#### [Activity list]
1: In the passage on knowledge and ignorance, what does the writer say is the highest thing we can attain to?
2: Pick up the passage on knowledge and ignorance after its final sentence and keep it going in the same voice.

#### [Passage for review]
***

It is said that knowledge is power, and the like. Methinks there is equal
need of a Society for the Diffusion of Useful Ignorance, what we will call
Beautiful Knowledge, a knowledge useful in a higher sense: for what is
most of our boasted so-called knowledge but a conceit that we know something,
which robs us of the advantage of our actual ignorance? What we call knowledge
is often our positive ignorance; ignorance our negative knowledge. By long
years of patient industry and reading of the newspapers--for what are the
libraries of science but files of newspapers--a man accumulates a myriad
facts, lays them up in his memory, and then when in some spring of his
life he saunters abroad into the Great Fields of thought, he, as it were,
goes to grass like a horse and leaves all his harness behind in the stable.
I would say to the Society for the Diffusion of Useful Knowledge, sometimes,--Go
to grass. You have eaten hay long enough. The spring has come with its
green crop. The very cows are driven to their country pastures before the
end of May; though I have heard of one unnatural farmer who kept his cow
in the barn and fed her on hay all the year round. So, frequently, the
Society for the Diffusion of Useful Knowledge treats its cattle. A man's
ignorance sometimes is not only useful, but beautiful--while his knowledge,
so called, is oftentimes worse than useless, besides being ugly. Which
is the best man to deal with--he who knows nothing about a subject, and,
what is extremely rare, knows that he knows nothing, or he who really knows
something about it, but thinks that he knows all? My desire for knowledge
is intermittent, but my desire to bathe my head in atmospheres unknown
to my feet is perennial and constant. The highest that we can attain to
is not Knowledge, but Sympathy with Intelligence. I do not know that this
higher knowledge amounts to anything more definite than a novel and grand
surprise on a sudden revelation of the insufficiency of all that we called
Knowledge before--a discovery that there are more things in heaven and
earth than are dreamed of in our philosophy. It is the lighting up of the
mist by the sun. Man cannot KNOW in any higher sense than this, any more
than he can look serenely and with impunity in the face of the sun: "You
will not perceive that, as perceiving a particular thing," say the
Chaldean Oracles. There is something servile in the habit of seeking after
a law which we may obey. We may study the laws of matter at and for our
convenience, but a successful life knows no law. It is an unfortunate discovery
certainly, that of a law which binds us where we did not know before that
we were bound. Live free, child of the mist--and with respect to knowledge
we are all children of the mist. The man who takes the liberty to live
is superior to all the laws, by virtue of his relation to the lawmaker.

***

#### [Study material]
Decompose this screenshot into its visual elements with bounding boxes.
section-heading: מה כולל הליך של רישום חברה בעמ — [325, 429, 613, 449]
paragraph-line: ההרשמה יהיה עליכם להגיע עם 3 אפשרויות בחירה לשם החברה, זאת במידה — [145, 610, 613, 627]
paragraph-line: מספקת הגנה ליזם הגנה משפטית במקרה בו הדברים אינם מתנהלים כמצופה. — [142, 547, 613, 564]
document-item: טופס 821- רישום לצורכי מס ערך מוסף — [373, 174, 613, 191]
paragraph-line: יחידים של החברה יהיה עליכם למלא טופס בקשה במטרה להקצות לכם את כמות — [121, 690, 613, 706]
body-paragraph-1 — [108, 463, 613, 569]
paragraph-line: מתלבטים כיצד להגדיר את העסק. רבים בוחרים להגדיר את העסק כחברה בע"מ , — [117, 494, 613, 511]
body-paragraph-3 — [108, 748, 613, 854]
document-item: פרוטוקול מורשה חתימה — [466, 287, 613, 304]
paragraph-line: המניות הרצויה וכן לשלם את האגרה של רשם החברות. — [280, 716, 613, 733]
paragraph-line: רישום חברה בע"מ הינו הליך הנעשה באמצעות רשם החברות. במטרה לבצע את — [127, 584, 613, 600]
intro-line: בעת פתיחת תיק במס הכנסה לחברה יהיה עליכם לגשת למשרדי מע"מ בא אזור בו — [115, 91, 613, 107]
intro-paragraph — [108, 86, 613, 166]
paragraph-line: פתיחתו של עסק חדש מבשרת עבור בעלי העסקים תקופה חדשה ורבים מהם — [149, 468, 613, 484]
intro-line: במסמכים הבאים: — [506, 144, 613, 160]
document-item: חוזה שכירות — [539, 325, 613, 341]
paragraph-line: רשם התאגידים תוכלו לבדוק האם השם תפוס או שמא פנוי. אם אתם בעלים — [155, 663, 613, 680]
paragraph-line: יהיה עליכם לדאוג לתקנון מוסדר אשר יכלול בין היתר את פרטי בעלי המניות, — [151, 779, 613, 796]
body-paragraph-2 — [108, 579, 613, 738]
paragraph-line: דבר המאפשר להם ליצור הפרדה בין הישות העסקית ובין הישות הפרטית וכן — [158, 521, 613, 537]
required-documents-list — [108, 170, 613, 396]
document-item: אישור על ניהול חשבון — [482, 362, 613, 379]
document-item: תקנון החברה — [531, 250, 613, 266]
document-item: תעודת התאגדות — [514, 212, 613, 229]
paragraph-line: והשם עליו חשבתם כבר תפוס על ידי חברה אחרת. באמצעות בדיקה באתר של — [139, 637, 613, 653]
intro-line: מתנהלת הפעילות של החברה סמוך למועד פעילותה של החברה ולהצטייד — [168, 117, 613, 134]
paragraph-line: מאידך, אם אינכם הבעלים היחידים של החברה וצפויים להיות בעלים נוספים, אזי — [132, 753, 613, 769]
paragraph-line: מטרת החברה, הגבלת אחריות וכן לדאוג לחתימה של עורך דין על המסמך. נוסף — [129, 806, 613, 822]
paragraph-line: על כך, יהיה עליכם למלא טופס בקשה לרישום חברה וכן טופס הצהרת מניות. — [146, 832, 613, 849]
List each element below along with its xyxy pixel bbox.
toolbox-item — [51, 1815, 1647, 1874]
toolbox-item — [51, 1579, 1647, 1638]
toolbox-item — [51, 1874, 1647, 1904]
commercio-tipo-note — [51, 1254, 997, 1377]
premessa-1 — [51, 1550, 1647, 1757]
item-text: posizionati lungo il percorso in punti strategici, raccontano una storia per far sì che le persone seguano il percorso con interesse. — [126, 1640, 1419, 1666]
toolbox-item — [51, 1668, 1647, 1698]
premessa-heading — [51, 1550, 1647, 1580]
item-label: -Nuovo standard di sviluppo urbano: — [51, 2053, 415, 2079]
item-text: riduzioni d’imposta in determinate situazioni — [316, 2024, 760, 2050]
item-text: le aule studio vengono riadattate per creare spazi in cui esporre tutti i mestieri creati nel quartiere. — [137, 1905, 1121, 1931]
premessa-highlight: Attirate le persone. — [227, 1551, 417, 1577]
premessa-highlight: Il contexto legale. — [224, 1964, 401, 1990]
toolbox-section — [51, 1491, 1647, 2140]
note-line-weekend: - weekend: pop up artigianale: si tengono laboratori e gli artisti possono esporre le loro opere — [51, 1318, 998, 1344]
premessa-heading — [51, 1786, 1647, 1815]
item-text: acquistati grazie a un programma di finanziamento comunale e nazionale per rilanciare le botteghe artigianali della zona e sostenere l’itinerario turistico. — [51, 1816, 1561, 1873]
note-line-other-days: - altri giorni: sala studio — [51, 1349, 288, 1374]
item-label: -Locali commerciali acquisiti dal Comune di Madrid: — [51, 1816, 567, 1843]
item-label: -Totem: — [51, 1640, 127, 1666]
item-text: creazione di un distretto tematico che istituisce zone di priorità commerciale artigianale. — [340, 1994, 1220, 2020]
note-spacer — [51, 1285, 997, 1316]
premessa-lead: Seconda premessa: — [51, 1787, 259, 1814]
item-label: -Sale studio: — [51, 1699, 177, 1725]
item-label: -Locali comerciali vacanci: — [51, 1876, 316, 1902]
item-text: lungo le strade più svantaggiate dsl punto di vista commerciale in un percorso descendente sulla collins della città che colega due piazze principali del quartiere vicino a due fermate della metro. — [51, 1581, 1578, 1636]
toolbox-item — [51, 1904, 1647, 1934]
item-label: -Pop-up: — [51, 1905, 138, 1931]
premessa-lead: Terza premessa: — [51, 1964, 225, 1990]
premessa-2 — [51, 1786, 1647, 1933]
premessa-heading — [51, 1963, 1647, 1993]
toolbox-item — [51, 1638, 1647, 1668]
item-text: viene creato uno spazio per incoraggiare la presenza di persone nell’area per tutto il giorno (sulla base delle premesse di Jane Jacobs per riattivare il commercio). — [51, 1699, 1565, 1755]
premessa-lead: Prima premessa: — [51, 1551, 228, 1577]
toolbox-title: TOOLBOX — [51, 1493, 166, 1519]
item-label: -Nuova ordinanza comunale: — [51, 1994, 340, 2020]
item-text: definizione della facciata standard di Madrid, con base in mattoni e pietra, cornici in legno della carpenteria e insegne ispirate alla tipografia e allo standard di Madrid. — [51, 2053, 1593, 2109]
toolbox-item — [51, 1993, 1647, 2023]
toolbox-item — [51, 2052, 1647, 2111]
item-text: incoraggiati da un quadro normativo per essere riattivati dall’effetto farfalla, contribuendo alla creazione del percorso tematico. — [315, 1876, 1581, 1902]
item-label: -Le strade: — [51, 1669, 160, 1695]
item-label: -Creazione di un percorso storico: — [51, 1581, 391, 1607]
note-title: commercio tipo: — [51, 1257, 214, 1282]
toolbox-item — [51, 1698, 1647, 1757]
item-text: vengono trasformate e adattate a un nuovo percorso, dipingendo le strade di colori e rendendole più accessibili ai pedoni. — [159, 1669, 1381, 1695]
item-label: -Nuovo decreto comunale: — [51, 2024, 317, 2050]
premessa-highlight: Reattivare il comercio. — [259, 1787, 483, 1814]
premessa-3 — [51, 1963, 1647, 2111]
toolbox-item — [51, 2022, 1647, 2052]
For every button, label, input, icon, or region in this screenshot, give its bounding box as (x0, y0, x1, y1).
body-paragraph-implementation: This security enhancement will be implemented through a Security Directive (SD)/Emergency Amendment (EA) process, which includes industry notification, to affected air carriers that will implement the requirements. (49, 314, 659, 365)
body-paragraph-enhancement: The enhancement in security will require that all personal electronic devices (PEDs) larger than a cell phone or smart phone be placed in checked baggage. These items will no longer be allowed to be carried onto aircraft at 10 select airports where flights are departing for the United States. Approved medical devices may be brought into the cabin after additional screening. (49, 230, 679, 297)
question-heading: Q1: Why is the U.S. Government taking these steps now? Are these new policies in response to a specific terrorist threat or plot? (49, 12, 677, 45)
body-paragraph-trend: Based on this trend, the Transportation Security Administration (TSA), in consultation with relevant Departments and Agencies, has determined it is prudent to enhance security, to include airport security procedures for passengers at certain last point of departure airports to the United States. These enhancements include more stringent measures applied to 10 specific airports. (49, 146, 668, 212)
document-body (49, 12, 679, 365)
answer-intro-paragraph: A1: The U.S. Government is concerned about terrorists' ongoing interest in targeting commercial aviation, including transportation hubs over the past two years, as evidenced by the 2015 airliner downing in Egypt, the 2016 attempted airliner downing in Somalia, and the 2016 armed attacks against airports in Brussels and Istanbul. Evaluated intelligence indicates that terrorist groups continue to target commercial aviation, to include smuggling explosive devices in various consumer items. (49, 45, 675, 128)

***

#### [Outputs by task]
1: Sympathy with Intelligence.

2:
"That is active duty," says the Vishnu Purana, "which is
not for our bondage; that is knowledge which is for our liberation: all
other duty is good only unto weariness; all other knowledge is only the
cleverness of an artist." It is remarkable how few events or crises
there are in our histories, how little exercised we have been in our minds,
how few experiences we have had. I would fain be assured that I am growing
apace and rankly, though my very growth disturb this dull equanimity--though
it be with struggle through long, dark, muggy nights or seasons of gloom.
It would be well if all our lives were a divine tragedy even, instead of
this trivial comedy or farce. Dante, Bunyan, and others appear to have
been exercised in their minds more than we: they were subjected to a kind
of culture such as our district schools and colleges do not contemplate.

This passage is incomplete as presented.